**What is needed**
Tally the lines with the word "блюд" and report the number alone.

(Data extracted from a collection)
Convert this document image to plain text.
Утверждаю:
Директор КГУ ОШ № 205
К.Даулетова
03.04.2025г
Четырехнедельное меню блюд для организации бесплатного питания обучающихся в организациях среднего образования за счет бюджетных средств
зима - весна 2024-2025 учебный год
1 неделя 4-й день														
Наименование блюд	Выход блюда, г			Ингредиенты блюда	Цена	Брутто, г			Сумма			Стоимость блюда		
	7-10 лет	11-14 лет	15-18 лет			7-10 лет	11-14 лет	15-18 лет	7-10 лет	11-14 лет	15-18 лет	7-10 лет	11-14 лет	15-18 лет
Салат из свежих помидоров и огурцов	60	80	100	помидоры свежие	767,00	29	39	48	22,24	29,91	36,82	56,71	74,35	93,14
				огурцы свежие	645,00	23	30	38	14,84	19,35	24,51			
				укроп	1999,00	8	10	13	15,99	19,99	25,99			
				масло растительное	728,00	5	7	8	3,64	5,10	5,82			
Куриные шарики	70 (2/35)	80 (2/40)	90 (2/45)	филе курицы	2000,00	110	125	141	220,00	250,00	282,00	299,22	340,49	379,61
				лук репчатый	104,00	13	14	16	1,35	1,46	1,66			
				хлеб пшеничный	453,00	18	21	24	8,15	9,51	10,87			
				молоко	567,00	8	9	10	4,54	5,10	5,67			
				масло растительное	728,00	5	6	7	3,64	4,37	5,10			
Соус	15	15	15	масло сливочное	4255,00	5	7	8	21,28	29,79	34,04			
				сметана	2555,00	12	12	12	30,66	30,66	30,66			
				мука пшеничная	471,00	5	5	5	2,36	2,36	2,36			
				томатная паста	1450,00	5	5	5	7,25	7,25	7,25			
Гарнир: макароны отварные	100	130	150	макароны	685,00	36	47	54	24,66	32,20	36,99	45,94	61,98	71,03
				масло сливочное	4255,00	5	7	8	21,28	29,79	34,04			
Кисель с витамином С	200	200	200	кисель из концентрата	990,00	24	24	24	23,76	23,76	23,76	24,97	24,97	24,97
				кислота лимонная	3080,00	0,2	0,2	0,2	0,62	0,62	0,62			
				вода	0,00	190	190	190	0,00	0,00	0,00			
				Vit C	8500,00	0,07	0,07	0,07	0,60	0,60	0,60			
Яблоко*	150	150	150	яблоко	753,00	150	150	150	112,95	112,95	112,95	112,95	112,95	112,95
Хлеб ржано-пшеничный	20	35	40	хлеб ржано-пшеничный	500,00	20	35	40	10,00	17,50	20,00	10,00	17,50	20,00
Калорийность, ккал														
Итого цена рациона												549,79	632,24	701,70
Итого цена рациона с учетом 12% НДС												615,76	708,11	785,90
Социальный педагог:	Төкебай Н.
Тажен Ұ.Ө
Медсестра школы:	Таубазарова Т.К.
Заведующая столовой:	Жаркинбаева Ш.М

...

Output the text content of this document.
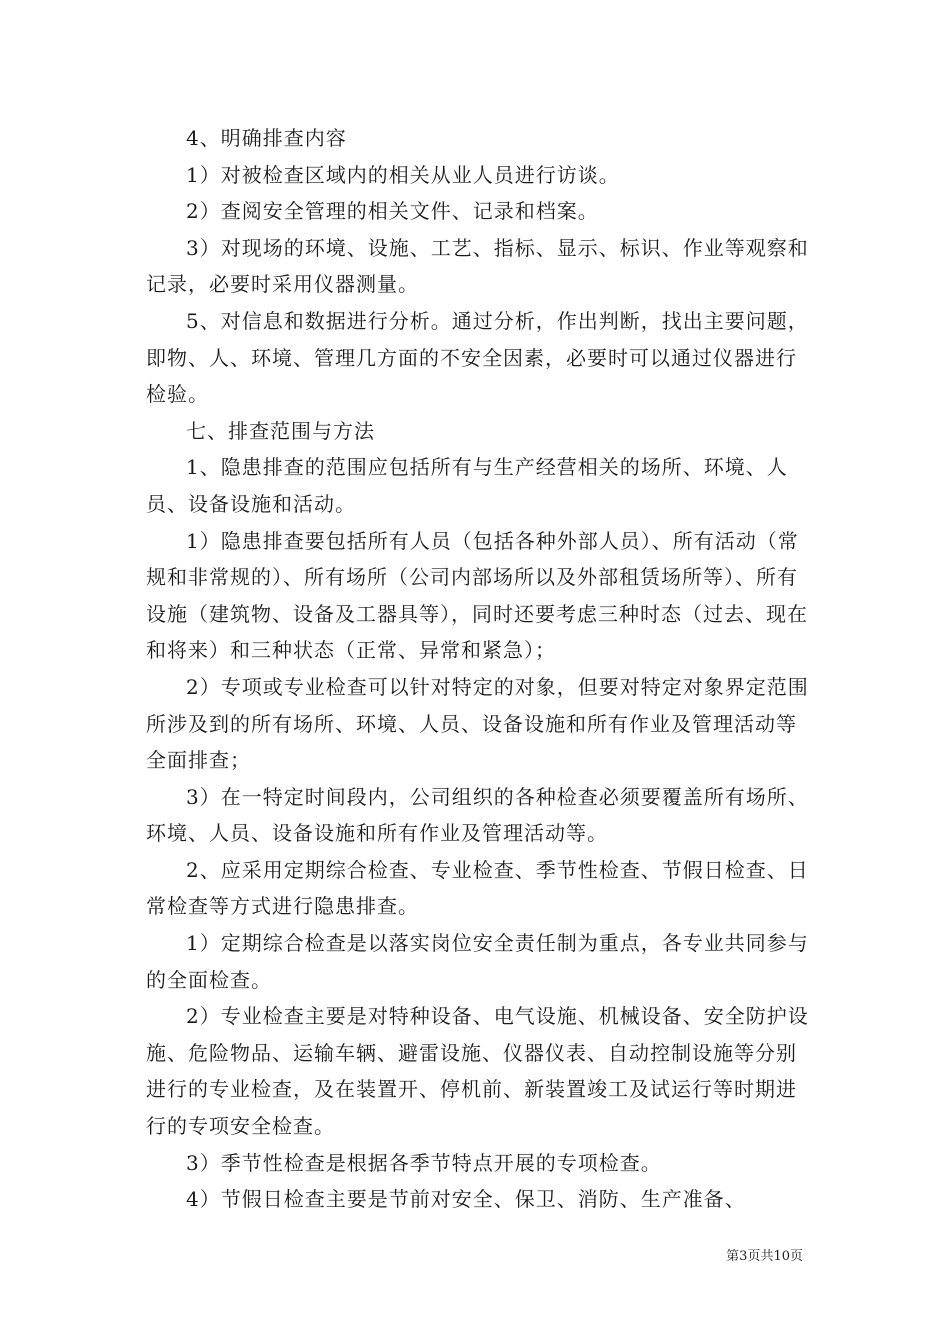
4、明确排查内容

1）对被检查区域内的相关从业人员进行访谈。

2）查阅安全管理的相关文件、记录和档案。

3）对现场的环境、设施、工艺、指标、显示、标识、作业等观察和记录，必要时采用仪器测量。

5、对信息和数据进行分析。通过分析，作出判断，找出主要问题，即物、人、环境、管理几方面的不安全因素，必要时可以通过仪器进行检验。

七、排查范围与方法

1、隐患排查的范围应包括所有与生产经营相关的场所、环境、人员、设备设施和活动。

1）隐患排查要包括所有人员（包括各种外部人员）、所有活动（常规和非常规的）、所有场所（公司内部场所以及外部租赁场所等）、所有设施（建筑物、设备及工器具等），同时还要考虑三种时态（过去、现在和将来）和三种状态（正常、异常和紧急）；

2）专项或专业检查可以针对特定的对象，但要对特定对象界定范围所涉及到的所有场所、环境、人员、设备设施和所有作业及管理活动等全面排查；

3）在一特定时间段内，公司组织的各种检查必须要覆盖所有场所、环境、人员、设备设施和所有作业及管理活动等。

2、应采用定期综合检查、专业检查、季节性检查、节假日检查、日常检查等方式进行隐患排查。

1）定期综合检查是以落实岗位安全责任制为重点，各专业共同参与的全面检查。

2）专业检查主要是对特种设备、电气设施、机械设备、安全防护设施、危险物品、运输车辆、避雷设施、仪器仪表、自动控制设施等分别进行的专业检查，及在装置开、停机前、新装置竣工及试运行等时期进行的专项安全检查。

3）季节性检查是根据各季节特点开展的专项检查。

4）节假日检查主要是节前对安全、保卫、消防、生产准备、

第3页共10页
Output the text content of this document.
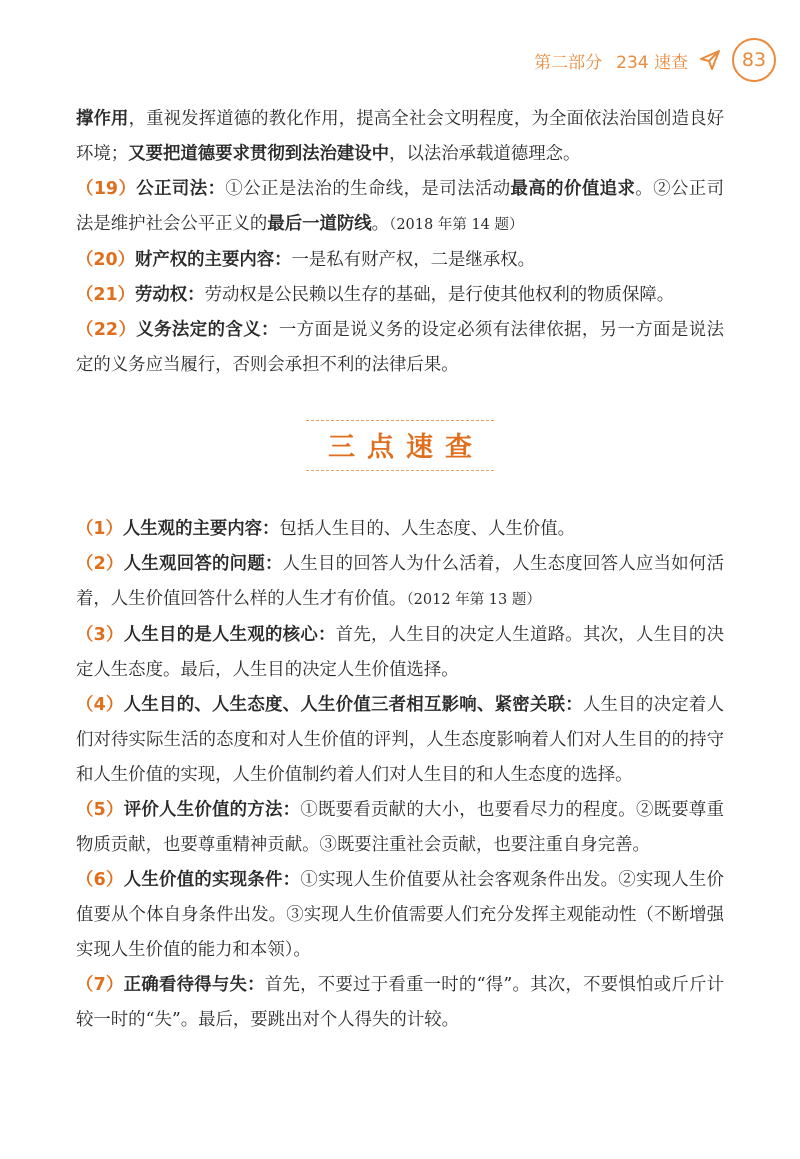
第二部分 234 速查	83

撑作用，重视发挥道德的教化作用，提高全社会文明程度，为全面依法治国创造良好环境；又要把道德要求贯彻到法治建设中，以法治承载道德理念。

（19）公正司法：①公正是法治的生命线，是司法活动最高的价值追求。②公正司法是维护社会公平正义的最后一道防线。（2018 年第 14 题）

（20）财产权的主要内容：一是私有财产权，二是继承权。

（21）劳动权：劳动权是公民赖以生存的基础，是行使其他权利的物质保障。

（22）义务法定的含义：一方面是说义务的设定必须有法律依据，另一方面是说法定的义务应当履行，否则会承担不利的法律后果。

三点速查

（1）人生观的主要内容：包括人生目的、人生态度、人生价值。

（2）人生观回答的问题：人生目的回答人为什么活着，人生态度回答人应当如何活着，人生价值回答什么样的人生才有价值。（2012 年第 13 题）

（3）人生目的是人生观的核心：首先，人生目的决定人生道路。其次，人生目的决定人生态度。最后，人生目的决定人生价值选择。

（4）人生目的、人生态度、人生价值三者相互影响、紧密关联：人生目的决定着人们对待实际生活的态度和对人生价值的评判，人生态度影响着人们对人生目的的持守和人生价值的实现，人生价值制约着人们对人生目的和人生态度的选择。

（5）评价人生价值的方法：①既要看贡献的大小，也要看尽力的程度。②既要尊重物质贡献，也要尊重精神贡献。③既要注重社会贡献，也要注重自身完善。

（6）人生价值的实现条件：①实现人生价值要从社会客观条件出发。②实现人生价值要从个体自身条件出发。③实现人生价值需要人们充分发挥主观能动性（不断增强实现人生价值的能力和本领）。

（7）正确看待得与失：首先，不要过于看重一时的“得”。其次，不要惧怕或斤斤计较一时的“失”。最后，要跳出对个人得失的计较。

* * *

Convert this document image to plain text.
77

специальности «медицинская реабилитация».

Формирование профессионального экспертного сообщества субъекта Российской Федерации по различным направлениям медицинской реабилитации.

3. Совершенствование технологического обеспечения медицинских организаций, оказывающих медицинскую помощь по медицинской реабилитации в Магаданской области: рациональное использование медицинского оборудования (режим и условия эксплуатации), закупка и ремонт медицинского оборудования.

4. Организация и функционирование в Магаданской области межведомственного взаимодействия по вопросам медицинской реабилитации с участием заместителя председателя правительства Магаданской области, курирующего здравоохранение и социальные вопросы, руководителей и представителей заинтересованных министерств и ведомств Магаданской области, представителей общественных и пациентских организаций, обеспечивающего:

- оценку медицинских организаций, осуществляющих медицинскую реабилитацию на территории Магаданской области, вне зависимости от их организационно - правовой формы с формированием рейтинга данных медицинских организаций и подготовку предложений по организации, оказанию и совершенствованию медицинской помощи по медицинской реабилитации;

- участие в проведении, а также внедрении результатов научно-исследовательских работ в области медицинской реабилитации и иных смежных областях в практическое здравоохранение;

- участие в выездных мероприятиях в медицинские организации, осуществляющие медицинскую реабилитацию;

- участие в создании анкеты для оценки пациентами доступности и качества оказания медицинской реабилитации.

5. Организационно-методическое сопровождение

**Task solution**
2